=== Problem details ===
Using the listing below, select the lines with the word "région" and copy them.

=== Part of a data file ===
---*---
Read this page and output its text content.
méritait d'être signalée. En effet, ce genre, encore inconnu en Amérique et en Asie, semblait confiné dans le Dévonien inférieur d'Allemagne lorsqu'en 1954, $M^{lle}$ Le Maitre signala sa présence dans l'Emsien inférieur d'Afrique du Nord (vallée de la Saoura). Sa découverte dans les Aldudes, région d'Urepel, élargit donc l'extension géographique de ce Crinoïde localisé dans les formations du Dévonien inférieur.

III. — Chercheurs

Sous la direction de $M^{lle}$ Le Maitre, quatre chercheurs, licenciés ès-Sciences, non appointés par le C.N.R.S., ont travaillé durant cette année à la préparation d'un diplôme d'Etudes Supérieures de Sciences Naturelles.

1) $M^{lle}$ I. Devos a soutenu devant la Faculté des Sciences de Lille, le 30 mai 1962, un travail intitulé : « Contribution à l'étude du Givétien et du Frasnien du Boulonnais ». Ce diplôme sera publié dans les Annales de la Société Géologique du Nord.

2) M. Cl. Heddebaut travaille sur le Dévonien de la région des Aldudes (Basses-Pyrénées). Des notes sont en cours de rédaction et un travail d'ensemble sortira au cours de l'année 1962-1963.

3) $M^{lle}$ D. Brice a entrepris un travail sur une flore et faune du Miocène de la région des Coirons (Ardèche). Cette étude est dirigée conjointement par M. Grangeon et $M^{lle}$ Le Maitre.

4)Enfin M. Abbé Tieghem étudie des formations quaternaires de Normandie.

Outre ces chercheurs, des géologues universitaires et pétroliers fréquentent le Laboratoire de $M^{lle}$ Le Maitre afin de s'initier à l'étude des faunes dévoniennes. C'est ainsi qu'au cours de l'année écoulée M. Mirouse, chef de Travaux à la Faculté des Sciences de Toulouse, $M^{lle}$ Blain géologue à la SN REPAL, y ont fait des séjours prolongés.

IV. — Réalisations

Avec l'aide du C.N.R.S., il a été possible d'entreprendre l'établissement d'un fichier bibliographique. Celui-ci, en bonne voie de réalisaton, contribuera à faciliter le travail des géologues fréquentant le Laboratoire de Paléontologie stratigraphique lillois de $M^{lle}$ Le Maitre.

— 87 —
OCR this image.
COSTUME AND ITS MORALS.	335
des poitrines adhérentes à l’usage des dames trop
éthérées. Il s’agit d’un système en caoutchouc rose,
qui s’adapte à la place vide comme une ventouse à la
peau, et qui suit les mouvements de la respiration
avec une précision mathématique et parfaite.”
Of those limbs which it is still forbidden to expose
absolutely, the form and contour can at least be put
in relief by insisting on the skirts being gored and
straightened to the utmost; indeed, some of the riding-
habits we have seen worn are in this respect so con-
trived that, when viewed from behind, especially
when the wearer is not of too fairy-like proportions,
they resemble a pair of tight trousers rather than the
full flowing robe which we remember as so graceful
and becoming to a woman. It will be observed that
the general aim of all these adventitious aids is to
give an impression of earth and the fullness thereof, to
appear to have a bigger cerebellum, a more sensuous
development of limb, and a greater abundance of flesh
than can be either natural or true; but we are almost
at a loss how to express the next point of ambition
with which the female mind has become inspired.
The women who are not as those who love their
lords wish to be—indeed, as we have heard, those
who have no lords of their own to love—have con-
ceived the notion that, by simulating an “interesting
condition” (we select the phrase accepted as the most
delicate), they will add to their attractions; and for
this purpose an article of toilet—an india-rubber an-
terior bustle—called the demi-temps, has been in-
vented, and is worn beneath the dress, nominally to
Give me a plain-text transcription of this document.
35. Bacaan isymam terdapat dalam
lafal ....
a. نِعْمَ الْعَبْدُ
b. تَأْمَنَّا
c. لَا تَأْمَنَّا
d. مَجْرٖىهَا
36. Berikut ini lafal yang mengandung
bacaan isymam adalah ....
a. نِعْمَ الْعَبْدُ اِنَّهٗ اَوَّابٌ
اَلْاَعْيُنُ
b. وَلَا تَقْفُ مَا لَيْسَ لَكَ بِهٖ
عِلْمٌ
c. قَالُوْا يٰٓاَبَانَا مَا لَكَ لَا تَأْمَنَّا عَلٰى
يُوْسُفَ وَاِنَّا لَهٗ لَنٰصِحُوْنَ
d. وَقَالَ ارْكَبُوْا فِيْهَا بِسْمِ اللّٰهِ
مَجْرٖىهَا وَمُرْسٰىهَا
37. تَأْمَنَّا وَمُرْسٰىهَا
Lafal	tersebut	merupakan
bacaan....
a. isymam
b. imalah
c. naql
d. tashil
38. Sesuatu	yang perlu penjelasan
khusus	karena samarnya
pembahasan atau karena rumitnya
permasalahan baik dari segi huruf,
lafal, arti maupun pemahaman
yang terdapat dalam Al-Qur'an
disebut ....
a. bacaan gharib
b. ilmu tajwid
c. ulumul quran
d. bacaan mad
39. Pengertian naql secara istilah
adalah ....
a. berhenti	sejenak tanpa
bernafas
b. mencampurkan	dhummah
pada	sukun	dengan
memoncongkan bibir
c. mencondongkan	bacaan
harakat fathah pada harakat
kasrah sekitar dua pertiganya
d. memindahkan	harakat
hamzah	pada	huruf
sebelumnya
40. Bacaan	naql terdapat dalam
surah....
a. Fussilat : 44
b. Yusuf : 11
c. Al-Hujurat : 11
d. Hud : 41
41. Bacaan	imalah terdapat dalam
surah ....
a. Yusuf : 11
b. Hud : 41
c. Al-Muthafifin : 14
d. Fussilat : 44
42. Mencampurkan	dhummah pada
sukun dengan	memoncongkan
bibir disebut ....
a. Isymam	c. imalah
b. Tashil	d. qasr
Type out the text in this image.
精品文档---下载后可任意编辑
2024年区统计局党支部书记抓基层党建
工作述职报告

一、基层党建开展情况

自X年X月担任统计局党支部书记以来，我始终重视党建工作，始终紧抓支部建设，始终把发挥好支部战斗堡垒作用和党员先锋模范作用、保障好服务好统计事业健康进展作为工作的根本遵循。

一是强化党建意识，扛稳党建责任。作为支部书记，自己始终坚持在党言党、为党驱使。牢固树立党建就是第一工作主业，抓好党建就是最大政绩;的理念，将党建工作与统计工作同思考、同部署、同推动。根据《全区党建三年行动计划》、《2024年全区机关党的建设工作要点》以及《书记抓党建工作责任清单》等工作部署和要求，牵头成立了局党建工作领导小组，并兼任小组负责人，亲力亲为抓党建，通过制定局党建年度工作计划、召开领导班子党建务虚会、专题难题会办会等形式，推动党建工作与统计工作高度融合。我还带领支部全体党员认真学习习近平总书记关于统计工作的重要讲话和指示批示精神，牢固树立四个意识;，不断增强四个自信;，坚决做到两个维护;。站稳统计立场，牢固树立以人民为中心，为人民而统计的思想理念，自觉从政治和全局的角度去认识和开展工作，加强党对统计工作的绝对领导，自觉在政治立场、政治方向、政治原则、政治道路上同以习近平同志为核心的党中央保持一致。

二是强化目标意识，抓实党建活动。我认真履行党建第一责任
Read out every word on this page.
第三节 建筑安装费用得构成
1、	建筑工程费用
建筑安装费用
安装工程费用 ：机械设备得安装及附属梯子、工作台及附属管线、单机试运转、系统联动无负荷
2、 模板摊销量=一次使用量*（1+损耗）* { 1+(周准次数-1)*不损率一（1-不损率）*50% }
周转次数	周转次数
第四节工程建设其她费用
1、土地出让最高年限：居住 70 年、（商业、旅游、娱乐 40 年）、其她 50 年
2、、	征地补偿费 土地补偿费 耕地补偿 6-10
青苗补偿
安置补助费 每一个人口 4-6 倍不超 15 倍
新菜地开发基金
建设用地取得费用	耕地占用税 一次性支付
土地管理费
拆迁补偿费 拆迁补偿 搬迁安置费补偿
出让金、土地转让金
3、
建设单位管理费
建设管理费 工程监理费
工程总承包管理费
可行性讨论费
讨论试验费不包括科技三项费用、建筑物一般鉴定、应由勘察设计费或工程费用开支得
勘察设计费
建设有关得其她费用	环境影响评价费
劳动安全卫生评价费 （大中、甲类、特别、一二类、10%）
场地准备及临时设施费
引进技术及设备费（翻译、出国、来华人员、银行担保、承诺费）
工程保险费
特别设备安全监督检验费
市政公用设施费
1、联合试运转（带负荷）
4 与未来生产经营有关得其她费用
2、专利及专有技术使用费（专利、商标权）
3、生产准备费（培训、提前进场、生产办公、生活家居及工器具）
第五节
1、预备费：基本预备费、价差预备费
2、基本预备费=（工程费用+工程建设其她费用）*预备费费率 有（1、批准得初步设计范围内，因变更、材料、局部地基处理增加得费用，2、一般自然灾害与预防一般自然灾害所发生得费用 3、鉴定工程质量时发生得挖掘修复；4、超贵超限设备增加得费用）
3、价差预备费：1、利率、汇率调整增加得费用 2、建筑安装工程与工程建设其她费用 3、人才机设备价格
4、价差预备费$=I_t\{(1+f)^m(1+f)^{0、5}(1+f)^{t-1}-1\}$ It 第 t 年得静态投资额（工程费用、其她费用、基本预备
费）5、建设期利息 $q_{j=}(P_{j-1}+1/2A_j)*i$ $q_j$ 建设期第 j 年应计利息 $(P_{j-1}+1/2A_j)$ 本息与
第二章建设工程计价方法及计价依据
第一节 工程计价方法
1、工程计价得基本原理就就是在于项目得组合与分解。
---*---
=== Output ===
méritait d'être signalée. En effet, ce genre, encore inconnu en Amérique et en Asie, semblait confiné dans le Dévonien inférieur d'Allemagne lorsqu'en 1954, $M^{lle}$ Le Maitre signala sa présence dans l'Emsien inférieur d'Afrique du Nord (vallée de la Saoura). Sa découverte dans les Aldudes, région d'Urepel, élargit donc l'extension géographique de ce Crinoïde localisé dans les formations du Dévonien inférieur.
2) M. Cl. Heddebaut travaille sur le Dévonien de la région des Aldudes (Basses-Pyrénées). Des notes sont en cours de rédaction et un travail d'ensemble sortira au cours de l'année 1962-1963.
3) $M^{lle}$ D. Brice a entrepris un travail sur une flore et faune du Miocène de la région des Coirons (Ardèche). Cette étude est dirigée conjointement par M. Grangeon et $M^{lle}$ Le Maitre.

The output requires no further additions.